● ENTRIES SHOWN:
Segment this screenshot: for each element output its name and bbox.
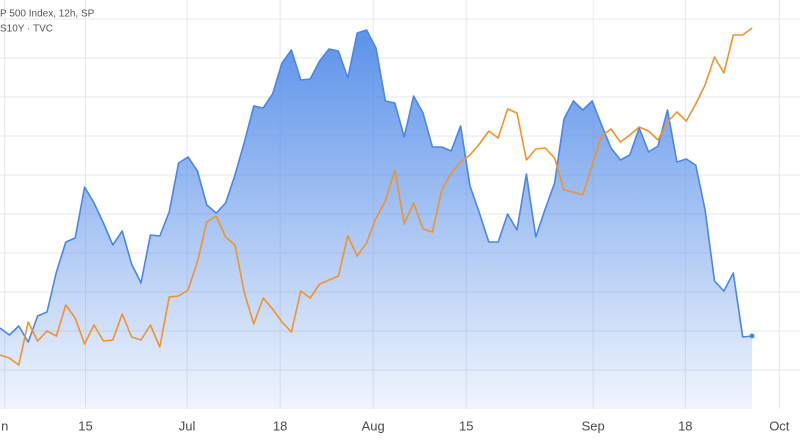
x-tick-label: Oct	[769, 418, 790, 433]
x-tick-label: 18	[678, 418, 692, 433]
last-point	[749, 333, 755, 339]
series-line	[0, 29, 753, 343]
x-tick-label: 15	[78, 418, 92, 433]
x-tick-label: n	[1, 418, 8, 433]
x-tick-label: Aug	[362, 418, 385, 433]
legend-entry: S10Y · TVC	[0, 24, 53, 35]
x-tick-label: Jul	[179, 418, 196, 433]
plot	[0, 27, 755, 409]
x-tick-label: 18	[273, 418, 287, 433]
legend-entry: P 500 Index, 12h, SP	[0, 9, 95, 20]
x-tick-label: Sep	[582, 418, 605, 433]
x-axis: n 15 Jul 18 Aug 15 Sep 18 Oct	[1, 418, 790, 433]
series-line	[0, 27, 753, 366]
x-tick-label: 15	[459, 418, 473, 433]
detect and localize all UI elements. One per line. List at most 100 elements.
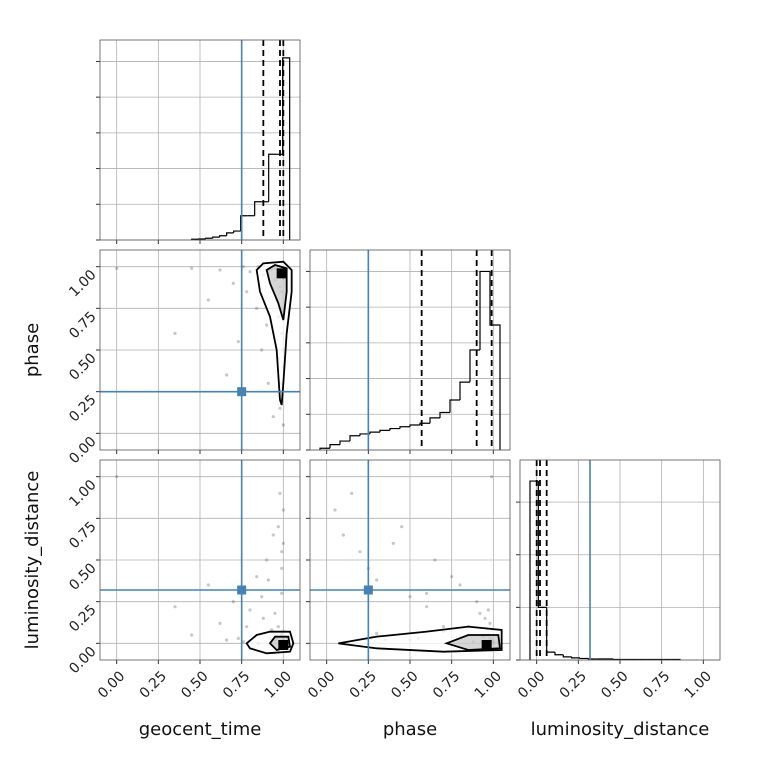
sample-point: [232, 282, 235, 285]
y-tick-label: 0.25: [66, 602, 99, 635]
x-tick-label: 0.25: [347, 668, 380, 701]
histogram-step: [480, 271, 490, 350]
sample-point: [260, 595, 263, 598]
sample-point: [218, 268, 221, 271]
y-tick-label: 0.00: [66, 434, 99, 467]
sample-point: [488, 622, 491, 625]
x-tick-label: 0.50: [388, 668, 421, 701]
sample-point: [450, 575, 453, 578]
truth-marker: [364, 586, 373, 595]
y-tick-label: 0.50: [66, 560, 99, 593]
sample-point: [400, 525, 403, 528]
sample-point: [267, 382, 270, 385]
histogram-step: [430, 418, 440, 423]
x-axis-label: phase: [383, 719, 437, 740]
sample-point: [282, 423, 285, 426]
sample-point: [358, 550, 361, 553]
x-tick-label: 1.00: [262, 668, 295, 701]
sample-point: [458, 583, 461, 586]
histogram-step: [613, 659, 621, 660]
x-tick-label: 0.50: [178, 668, 211, 701]
sample-point: [277, 525, 280, 528]
sample-point: [282, 542, 285, 545]
sample-point: [490, 475, 493, 478]
density-peak: [278, 640, 288, 650]
x-axis-label: geocent_time: [139, 719, 262, 740]
sample-point: [260, 348, 263, 351]
y-tick-label: 0.50: [66, 350, 99, 383]
sample-point: [278, 492, 281, 495]
histogram-step: [234, 231, 241, 233]
x-tick-label: 0.00: [95, 668, 128, 701]
histogram-step: [380, 430, 390, 432]
sample-point: [280, 550, 283, 553]
x-tick-label: 0.25: [137, 668, 170, 701]
sample-point: [280, 567, 283, 570]
sample-point: [232, 600, 235, 603]
y-tick-label: 1.00: [66, 477, 99, 510]
sample-point: [255, 575, 258, 578]
sample-point: [282, 508, 285, 511]
sample-point: [245, 625, 248, 628]
sample-point: [375, 632, 378, 635]
x-tick-label: 0.75: [220, 668, 253, 701]
histogram-step: [547, 607, 555, 652]
histogram-step: [390, 429, 400, 431]
y-tick-label: 0.75: [66, 309, 99, 342]
sample-point: [225, 373, 228, 376]
sample-point: [245, 290, 248, 293]
sample-point: [262, 617, 265, 620]
sample-point: [277, 625, 280, 628]
histogram-step: [255, 202, 262, 216]
sample-point: [207, 583, 210, 586]
sample-point: [115, 475, 118, 478]
histogram-step: [269, 154, 276, 202]
sample-point: [248, 608, 251, 611]
sample-point: [272, 533, 275, 536]
x-tick-label: 0.75: [430, 668, 463, 701]
sample-point: [278, 407, 281, 410]
histogram-step: [400, 427, 410, 429]
sample-point: [333, 508, 336, 511]
sample-point: [425, 592, 428, 595]
sample-point: [475, 600, 478, 603]
x-tick-label: 0.00: [305, 668, 338, 701]
histogram-step: [330, 445, 340, 449]
histogram-step: [340, 441, 350, 445]
density-peak: [277, 268, 287, 278]
sample-point: [190, 267, 193, 270]
sample-point: [433, 558, 436, 561]
x-tick-label: 0.25: [557, 668, 590, 701]
sample-point: [375, 578, 378, 581]
sample-point: [265, 558, 268, 561]
sample-point: [273, 612, 276, 615]
sample-point: [173, 332, 176, 335]
y-tick-label: 0.00: [66, 644, 99, 677]
histogram-step: [227, 233, 234, 236]
x-tick-label: 0.00: [515, 668, 548, 701]
sample-point: [478, 612, 481, 615]
sample-point: [207, 298, 210, 301]
x-tick-label: 0.50: [598, 668, 631, 701]
sample-point: [237, 637, 240, 640]
truth-marker: [237, 586, 246, 595]
sample-point: [248, 270, 251, 273]
sample-point: [425, 605, 428, 608]
sample-point: [408, 595, 411, 598]
sample-point: [237, 340, 240, 343]
sample-point: [350, 492, 353, 495]
sample-point: [392, 542, 395, 545]
histogram-step: [470, 350, 480, 382]
histogram-step: [370, 432, 380, 434]
histogram-step: [580, 658, 588, 659]
y-tick-label: 0.75: [66, 519, 99, 552]
sample-point: [173, 605, 176, 608]
x-axis-label: luminosity_distance: [531, 719, 710, 740]
sample-point: [280, 592, 283, 595]
histogram-step: [440, 413, 450, 418]
truth-marker: [237, 387, 246, 396]
y-tick-label: 0.25: [66, 392, 99, 425]
histogram-step: [555, 652, 563, 655]
x-tick-label: 0.75: [640, 668, 673, 701]
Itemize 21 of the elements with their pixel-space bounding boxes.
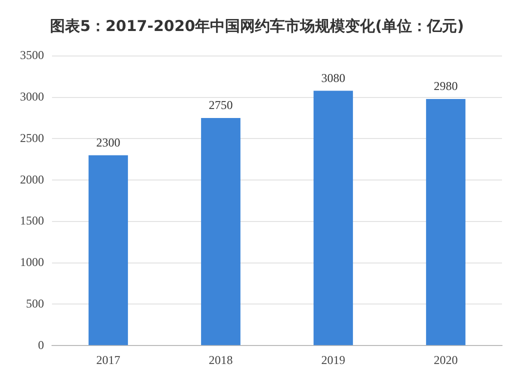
y-tick-label: 2500 [20,130,44,145]
y-tick-label: 1000 [20,255,44,270]
x-tick-label: 2019 [321,352,346,367]
y-tick-label: 3500 [20,48,44,62]
data-label: 2980 [434,79,458,94]
chart-title: 图表5：2017-2020年中国网约车市场规模变化(单位：亿元) [50,16,464,35]
y-tick-label: 500 [26,296,44,310]
data-label: 2300 [96,135,120,150]
y-tick-label: 2000 [20,172,44,186]
bar [88,155,128,346]
x-tick-label: 2020 [434,352,458,367]
data-label: 3080 [321,70,346,85]
data-label: 2750 [208,98,233,112]
x-tick-label: 2018 [208,352,233,367]
y-tick-label: 1500 [20,214,44,228]
y-tick-label: 0 [38,338,44,352]
bar [426,99,466,346]
bar [201,118,240,346]
x-tick-label: 2017 [96,352,120,367]
y-tick-label: 3000 [20,90,44,104]
bar [314,90,353,346]
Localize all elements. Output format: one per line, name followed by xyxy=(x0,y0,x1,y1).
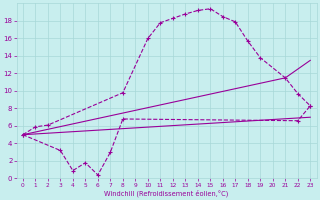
X-axis label: Windchill (Refroidissement éolien,°C): Windchill (Refroidissement éolien,°C) xyxy=(104,189,229,197)
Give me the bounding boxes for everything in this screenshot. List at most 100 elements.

● GIVEN EXERCISE: Reproduce all the entries without the pictures, switching every "sample-point" to "scatter-point" and leaving everything else the same.

● ANSWER:
Segment this screenshot: for each element output its name and bbox.
x-tick-label: Oct	[769, 418, 790, 433]
x-tick-label: 18	[678, 418, 692, 433]
last-point	[749, 333, 755, 339]
series-line	[0, 29, 753, 343]
x-tick-label: 15	[78, 418, 92, 433]
x-tick-label: n	[1, 418, 8, 433]
x-tick-label: Aug	[362, 418, 385, 433]
legend-entry: S10Y · TVC	[0, 24, 53, 35]
x-tick-label: Jul	[179, 418, 196, 433]
plot	[0, 27, 755, 409]
x-tick-label: 18	[273, 418, 287, 433]
legend-entry: P 500 Index, 12h, SP	[0, 9, 95, 20]
x-tick-label: Sep	[582, 418, 605, 433]
x-axis: n 15 Jul 18 Aug 15 Sep 18 Oct	[1, 418, 790, 433]
series-line	[0, 27, 753, 366]
x-tick-label: 15	[459, 418, 473, 433]
detect and localize all UI elements. One per line. List at most 100 elements.
scatter-point: [232, 282, 235, 285]
y-tick-label: 0.25: [66, 602, 99, 635]
x-tick-label: 0.25: [347, 668, 380, 701]
histogram-step: [480, 271, 490, 350]
scatter-point: [260, 595, 263, 598]
scatter-point: [218, 268, 221, 271]
y-tick-label: 0.00: [66, 434, 99, 467]
scatter-point: [488, 622, 491, 625]
x-tick-label: 0.50: [388, 668, 421, 701]
scatter-point: [450, 575, 453, 578]
truth-marker: [364, 586, 373, 595]
y-tick-label: 0.50: [66, 560, 99, 593]
scatter-point: [400, 525, 403, 528]
scatter-point: [267, 382, 270, 385]
histogram-step: [430, 418, 440, 423]
x-axis-label: phase: [383, 719, 437, 740]
scatter-point: [282, 423, 285, 426]
scatter-point: [358, 550, 361, 553]
x-tick-label: 1.00: [262, 668, 295, 701]
scatter-point: [458, 583, 461, 586]
histogram-step: [613, 659, 621, 660]
x-tick-label: 0.50: [178, 668, 211, 701]
scatter-point: [277, 525, 280, 528]
scatter-point: [282, 542, 285, 545]
scatter-point: [490, 475, 493, 478]
density-peak: [278, 640, 288, 650]
x-axis-label: geocent_time: [139, 719, 262, 740]
scatter-point: [260, 348, 263, 351]
y-tick-label: 0.50: [66, 350, 99, 383]
scatter-point: [278, 492, 281, 495]
histogram-step: [234, 231, 241, 233]
x-tick-label: 0.00: [95, 668, 128, 701]
histogram-step: [380, 430, 390, 432]
scatter-point: [280, 550, 283, 553]
x-tick-label: 0.25: [137, 668, 170, 701]
scatter-point: [280, 567, 283, 570]
scatter-point: [232, 600, 235, 603]
y-tick-label: 1.00: [66, 477, 99, 510]
scatter-point: [255, 575, 258, 578]
scatter-point: [282, 508, 285, 511]
scatter-point: [245, 625, 248, 628]
scatter-point: [375, 632, 378, 635]
x-tick-label: 0.75: [220, 668, 253, 701]
histogram-step: [547, 607, 555, 652]
histogram-step: [390, 429, 400, 431]
y-tick-label: 0.75: [66, 309, 99, 342]
scatter-point: [225, 373, 228, 376]
scatter-point: [245, 290, 248, 293]
scatter-point: [262, 617, 265, 620]
scatter-point: [277, 625, 280, 628]
histogram-step: [255, 202, 262, 216]
scatter-point: [207, 583, 210, 586]
scatter-point: [115, 475, 118, 478]
histogram-step: [269, 154, 276, 202]
scatter-point: [248, 608, 251, 611]
scatter-point: [272, 533, 275, 536]
x-tick-label: 0.75: [430, 668, 463, 701]
scatter-point: [278, 407, 281, 410]
histogram-step: [400, 427, 410, 429]
scatter-point: [333, 508, 336, 511]
scatter-point: [425, 592, 428, 595]
scatter-point: [475, 600, 478, 603]
x-tick-label: 0.00: [305, 668, 338, 701]
histogram-step: [330, 445, 340, 449]
histogram-step: [340, 441, 350, 445]
density-peak: [277, 268, 287, 278]
scatter-point: [190, 267, 193, 270]
scatter-point: [433, 558, 436, 561]
x-tick-label: 0.25: [557, 668, 590, 701]
scatter-point: [375, 578, 378, 581]
scatter-point: [265, 558, 268, 561]
scatter-point: [273, 612, 276, 615]
scatter-point: [173, 332, 176, 335]
y-tick-label: 0.00: [66, 644, 99, 677]
histogram-step: [227, 233, 234, 236]
x-tick-label: 0.00: [515, 668, 548, 701]
scatter-point: [478, 612, 481, 615]
scatter-point: [207, 298, 210, 301]
x-tick-label: 0.50: [598, 668, 631, 701]
scatter-point: [237, 637, 240, 640]
truth-marker: [237, 586, 246, 595]
scatter-point: [248, 270, 251, 273]
scatter-point: [425, 605, 428, 608]
scatter-point: [408, 595, 411, 598]
scatter-point: [237, 340, 240, 343]
scatter-point: [350, 492, 353, 495]
scatter-point: [392, 542, 395, 545]
histogram-step: [470, 350, 480, 382]
histogram-step: [370, 432, 380, 434]
histogram-step: [580, 658, 588, 659]
y-tick-label: 0.75: [66, 519, 99, 552]
scatter-point: [173, 605, 176, 608]
x-axis-label: luminosity_distance: [531, 719, 710, 740]
scatter-point: [280, 592, 283, 595]
histogram-step: [440, 413, 450, 418]
truth-marker: [237, 387, 246, 396]
y-tick-label: 0.25: [66, 392, 99, 425]
histogram-step: [555, 652, 563, 655]
x-tick-label: 0.75: [640, 668, 673, 701]
Itemize 21 of the elements with their pixel-space bounding boxes.
y-tick-label: 2500 [20,130,44,145]
y-tick-label: 1000 [20,255,44,270]
x-tick-label: 2019 [321,352,346,367]
y-tick-label: 3500 [20,48,44,62]
data-label: 2980 [434,79,458,94]
chart-title: 图表5：2017-2020年中国网约车市场规模变化(单位：亿元) [50,16,464,35]
y-tick-label: 500 [26,296,44,310]
data-label: 2300 [96,135,120,150]
y-tick-label: 2000 [20,172,44,186]
bar [88,155,128,346]
x-tick-label: 2020 [434,352,458,367]
data-label: 3080 [321,70,346,85]
data-label: 2750 [208,98,233,112]
x-tick-label: 2018 [208,352,233,367]
y-tick-label: 1500 [20,214,44,228]
y-tick-label: 0 [38,338,44,352]
bar [426,99,466,346]
bar [201,118,240,346]
x-tick-label: 2017 [96,352,120,367]
y-tick-label: 3000 [20,90,44,104]
bar [314,90,353,346]
Localize all elements. Output format: one per line, name followed by xyxy=(x0,y0,x1,y1).
X-axis label: Windchill (Refroidissement éolien,°C): Windchill (Refroidissement éolien,°C) xyxy=(104,189,229,197)
Give me the bounding boxes for everything in this screenshot. List at most 100 elements.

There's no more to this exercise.